Collected data
◇ ◇ ◇ ◇

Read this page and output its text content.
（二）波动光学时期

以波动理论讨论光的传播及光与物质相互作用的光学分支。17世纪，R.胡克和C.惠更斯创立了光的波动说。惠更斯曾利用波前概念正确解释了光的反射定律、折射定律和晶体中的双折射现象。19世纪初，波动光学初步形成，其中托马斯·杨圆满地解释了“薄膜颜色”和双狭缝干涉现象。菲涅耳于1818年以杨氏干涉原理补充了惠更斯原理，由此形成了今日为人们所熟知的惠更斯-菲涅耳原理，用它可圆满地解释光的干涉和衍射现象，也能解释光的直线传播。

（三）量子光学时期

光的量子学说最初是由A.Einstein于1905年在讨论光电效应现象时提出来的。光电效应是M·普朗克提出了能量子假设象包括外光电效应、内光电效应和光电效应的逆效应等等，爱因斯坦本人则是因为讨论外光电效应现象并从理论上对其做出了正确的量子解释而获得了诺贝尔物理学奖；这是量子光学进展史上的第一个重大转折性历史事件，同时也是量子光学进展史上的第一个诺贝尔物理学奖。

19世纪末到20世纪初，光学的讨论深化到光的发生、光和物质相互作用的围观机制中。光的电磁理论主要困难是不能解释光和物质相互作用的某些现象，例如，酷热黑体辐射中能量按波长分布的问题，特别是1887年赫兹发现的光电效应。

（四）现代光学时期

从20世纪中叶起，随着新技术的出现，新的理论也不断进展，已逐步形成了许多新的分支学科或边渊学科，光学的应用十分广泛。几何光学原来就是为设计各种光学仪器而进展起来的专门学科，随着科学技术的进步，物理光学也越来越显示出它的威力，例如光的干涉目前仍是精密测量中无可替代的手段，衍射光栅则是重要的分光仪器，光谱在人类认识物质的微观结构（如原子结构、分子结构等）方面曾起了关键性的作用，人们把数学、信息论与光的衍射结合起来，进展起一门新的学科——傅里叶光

◇ ◇ ◇ ◇

WORK TO COMPLETE:
Restate every line of the data word for word.

THE REPLY:
Read this page and output its text content.
（二）波动光学时期

以波动理论讨论光的传播及光与物质相互作用的光学分支。17世纪，R.胡克和C.惠更斯创立了光的波动说。惠更斯曾利用波前概念正确解释了光的反射定律、折射定律和晶体中的双折射现象。19世纪初，波动光学初步形成，其中托马斯·杨圆满地解释了“薄膜颜色”和双狭缝干涉现象。菲涅耳于1818年以杨氏干涉原理补充了惠更斯原理，由此形成了今日为人们所熟知的惠更斯-菲涅耳原理，用它可圆满地解释光的干涉和衍射现象，也能解释光的直线传播。

（三）量子光学时期

光的量子学说最初是由A.Einstein于1905年在讨论光电效应现象时提出来的。光电效应是M·普朗克提出了能量子假设象包括外光电效应、内光电效应和光电效应的逆效应等等，爱因斯坦本人则是因为讨论外光电效应现象并从理论上对其做出了正确的量子解释而获得了诺贝尔物理学奖；这是量子光学进展史上的第一个重大转折性历史事件，同时也是量子光学进展史上的第一个诺贝尔物理学奖。

19世纪末到20世纪初，光学的讨论深化到光的发生、光和物质相互作用的围观机制中。光的电磁理论主要困难是不能解释光和物质相互作用的某些现象，例如，酷热黑体辐射中能量按波长分布的问题，特别是1887年赫兹发现的光电效应。

（四）现代光学时期

从20世纪中叶起，随着新技术的出现，新的理论也不断进展，已逐步形成了许多新的分支学科或边渊学科，光学的应用十分广泛。几何光学原来就是为设计各种光学仪器而进展起来的专门学科，随着科学技术的进步，物理光学也越来越显示出它的威力，例如光的干涉目前仍是精密测量中无可替代的手段，衍射光栅则是重要的分光仪器，光谱在人类认识物质的微观结构（如原子结构、分子结构等）方面曾起了关键性的作用，人们把数学、信息论与光的衍射结合起来，进展起一门新的学科——傅里叶光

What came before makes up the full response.